### [Written instruction]
Find and copy every line in the records that includes the string "库存管理".

** begin Records for the exercise **

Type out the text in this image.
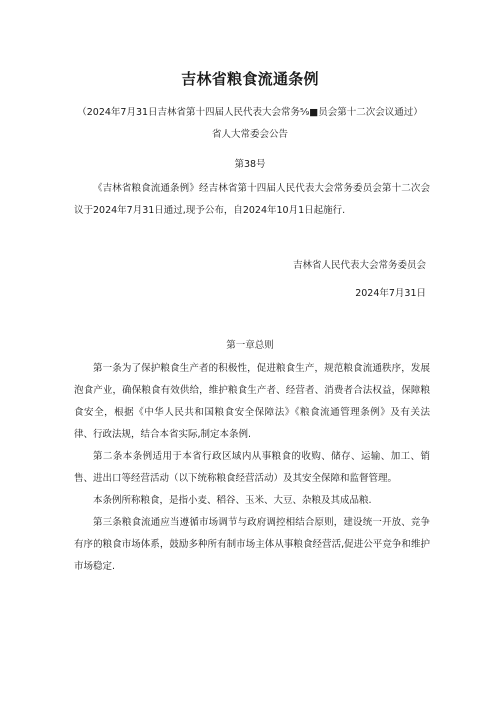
吉林省粮食流通条例
（2024年7月31日吉林省第十四届人民代表大会常务⁵⁄₉■员会第十二次会议通过）
省人大常委会公告
第38号

《吉林省粮食流通条例》经吉林省第十四届人民代表大会常务委员会第十二次会议于2024年7月31日通过,现予公布，自2024年10月1日起施行.

吉林省人民代表大会常务委员会
2024年7月31日
第一章总则

第一条为了保护粮食生产者的积极性，促进粮食生产，规范粮食流通秩序，发展泡食产业，确保粮食有效供给，维护粮食生产者、经营者、消费者合法权益，保障粮食安全，根据《中华人民共和国粮食安全保障法》《粮食流通管理条例》及有关法律、行政法规，结合本省实际,制定本条例.

第二条本条例适用于本省行政区域内从事粮食的收购、储存、运输、加工、销售、进出口等经营活动（以下统称粮食经营活动）及其安全保障和监督管理。

本条例所称粮食，是指小麦、稻谷、玉米、大豆、杂粮及其成品粮.

第三条粮食流通应当遵循市场调节与政府调控相结合原则，建设统一开放、竞争有序的粮食市场体系，鼓励多种所有制市场主体从事粮食经营活,促进公平竞争和维护市场稳定.
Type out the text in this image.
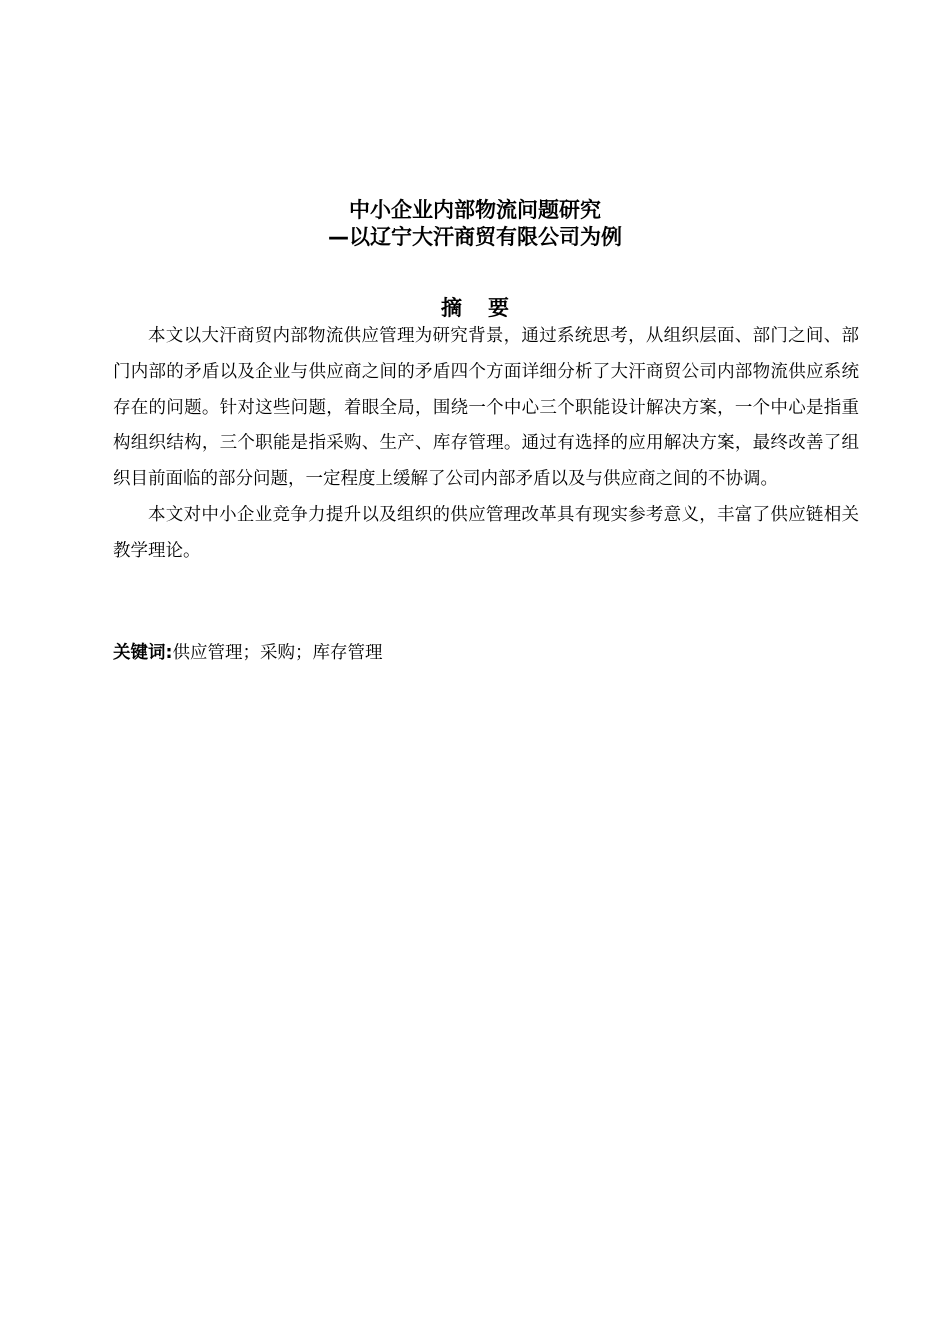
中小企业内部物流问题研究
—以辽宁大汗商贸有限公司为例
摘 要

本文以大汗商贸内部物流供应管理为研究背景，通过系统思考，从组织层面、部门之间、部门内部的矛盾以及企业与供应商之间的矛盾四个方面详细分析了大汗商贸公司内部物流供应系统存在的问题。针对这些问题，着眼全局，围绕一个中心三个职能设计解决方案，一个中心是指重构组织结构，三个职能是指采购、生产、库存管理。通过有选择的应用解决方案，最终改善了组织目前面临的部分问题，一定程度上缓解了公司内部矛盾以及与供应商之间的不协调。

本文对中小企业竞争力提升以及组织的供应管理改革具有现实参考意义，丰富了供应链相关教学理论。

关键词:供应管理；采购；库存管理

** end Records for the exercise **

### [Solution to this task]
本文以大汗商贸内部物流供应管理为研究背景，通过系统思考，从组织层面、部门之间、部门内部的矛盾以及企业与供应商之间的矛盾四个方面详细分析了大汗商贸公司内部物流供应系统存在的问题。针对这些问题，着眼全局，围绕一个中心三个职能设计解决方案，一个中心是指重构组织结构，三个职能是指采购、生产、库存管理。通过有选择的应用解决方案，最终改善了组织目前面临的部分问题，一定程度上缓解了公司内部矛盾以及与供应商之间的不协调。
关键词:供应管理；采购；库存管理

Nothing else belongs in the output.